CONSIGNE ÉCRITE
Filtrez les entrées ci-dessous : recopiez toutes les lignes qui contiennent la chaîne « breadcrumb », sans en modifier le texte.

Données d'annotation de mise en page
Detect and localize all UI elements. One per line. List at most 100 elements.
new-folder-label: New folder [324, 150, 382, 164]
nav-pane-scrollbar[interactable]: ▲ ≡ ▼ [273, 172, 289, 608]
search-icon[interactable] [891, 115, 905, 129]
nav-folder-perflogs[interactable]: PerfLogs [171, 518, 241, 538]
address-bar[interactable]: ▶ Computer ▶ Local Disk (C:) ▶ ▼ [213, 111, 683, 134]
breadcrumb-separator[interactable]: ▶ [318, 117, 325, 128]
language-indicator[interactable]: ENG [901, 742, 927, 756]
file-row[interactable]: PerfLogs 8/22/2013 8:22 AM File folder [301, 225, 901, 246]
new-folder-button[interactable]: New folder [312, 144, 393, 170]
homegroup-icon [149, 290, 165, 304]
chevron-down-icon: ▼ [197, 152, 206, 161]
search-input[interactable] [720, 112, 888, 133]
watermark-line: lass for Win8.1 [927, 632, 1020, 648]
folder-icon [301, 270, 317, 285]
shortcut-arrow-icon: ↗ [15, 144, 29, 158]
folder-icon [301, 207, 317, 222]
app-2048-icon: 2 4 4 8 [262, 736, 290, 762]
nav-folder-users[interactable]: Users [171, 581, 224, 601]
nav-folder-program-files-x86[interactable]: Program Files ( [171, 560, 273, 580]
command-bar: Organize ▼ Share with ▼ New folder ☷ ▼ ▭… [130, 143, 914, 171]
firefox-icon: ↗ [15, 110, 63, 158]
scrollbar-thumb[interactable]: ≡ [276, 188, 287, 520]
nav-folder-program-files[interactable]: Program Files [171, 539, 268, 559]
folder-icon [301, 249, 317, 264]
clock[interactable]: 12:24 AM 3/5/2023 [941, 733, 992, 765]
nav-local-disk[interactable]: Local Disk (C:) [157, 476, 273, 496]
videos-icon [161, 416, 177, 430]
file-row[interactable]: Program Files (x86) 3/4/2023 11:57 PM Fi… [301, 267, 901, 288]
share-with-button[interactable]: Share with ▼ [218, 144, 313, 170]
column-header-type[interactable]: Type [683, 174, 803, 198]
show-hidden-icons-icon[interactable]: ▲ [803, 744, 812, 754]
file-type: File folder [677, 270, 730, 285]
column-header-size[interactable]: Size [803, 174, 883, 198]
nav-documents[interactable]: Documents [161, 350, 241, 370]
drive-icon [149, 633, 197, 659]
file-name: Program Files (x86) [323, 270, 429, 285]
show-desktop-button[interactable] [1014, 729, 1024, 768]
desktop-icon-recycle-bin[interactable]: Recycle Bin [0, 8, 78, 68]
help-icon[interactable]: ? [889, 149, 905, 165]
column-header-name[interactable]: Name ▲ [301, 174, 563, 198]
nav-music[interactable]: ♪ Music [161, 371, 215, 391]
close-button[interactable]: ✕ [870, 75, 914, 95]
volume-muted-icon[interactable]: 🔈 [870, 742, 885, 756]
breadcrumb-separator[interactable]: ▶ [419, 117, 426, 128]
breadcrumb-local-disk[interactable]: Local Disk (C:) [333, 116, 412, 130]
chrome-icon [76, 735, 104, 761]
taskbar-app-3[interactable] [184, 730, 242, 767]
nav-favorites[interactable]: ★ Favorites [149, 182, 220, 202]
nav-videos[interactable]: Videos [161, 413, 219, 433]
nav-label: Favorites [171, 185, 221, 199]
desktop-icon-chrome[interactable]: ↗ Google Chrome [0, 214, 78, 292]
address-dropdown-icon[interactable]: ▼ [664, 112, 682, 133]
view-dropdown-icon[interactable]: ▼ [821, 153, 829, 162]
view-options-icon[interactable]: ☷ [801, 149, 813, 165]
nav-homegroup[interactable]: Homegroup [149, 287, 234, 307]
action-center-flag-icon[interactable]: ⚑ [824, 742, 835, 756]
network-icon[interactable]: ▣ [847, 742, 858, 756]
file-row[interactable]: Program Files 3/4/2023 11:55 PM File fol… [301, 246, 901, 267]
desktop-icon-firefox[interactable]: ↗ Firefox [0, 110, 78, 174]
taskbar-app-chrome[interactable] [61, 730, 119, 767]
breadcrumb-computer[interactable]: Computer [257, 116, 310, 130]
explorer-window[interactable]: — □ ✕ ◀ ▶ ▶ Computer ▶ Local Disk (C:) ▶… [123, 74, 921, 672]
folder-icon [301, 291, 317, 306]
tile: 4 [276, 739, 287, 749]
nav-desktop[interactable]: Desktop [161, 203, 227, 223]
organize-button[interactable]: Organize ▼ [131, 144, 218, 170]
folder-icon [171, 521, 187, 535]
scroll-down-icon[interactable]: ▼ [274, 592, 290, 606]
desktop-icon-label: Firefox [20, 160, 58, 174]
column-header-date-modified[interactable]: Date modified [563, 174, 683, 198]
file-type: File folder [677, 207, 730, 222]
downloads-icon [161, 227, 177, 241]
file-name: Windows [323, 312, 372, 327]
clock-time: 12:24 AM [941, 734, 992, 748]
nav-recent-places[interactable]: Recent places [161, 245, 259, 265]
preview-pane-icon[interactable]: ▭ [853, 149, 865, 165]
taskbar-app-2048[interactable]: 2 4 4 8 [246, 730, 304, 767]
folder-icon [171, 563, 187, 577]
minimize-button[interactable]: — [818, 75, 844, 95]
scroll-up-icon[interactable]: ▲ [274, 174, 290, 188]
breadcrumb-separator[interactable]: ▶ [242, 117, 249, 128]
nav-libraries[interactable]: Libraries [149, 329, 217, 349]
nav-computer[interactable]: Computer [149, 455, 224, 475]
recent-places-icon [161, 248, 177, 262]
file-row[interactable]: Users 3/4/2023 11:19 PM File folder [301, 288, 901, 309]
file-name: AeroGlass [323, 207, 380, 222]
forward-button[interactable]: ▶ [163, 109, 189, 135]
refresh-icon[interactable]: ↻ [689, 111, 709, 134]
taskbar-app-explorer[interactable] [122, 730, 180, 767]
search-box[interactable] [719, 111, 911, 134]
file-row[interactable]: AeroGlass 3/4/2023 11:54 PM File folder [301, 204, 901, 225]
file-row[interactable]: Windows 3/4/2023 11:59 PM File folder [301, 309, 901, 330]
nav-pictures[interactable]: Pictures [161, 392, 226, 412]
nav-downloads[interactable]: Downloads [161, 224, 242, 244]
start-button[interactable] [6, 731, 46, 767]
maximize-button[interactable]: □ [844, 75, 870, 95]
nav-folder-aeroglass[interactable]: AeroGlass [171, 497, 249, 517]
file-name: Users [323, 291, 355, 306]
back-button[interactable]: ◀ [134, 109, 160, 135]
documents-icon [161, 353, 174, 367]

RÉSULTAT DE L'EXERCICE
breadcrumb-separator[interactable]: ▶ [318, 117, 325, 128]
breadcrumb-separator[interactable]: ▶ [419, 117, 426, 128]
breadcrumb-local-disk[interactable]: Local Disk (C:) [333, 116, 412, 130]
breadcrumb-computer[interactable]: Computer [257, 116, 310, 130]
breadcrumb-separator[interactable]: ▶ [242, 117, 249, 128]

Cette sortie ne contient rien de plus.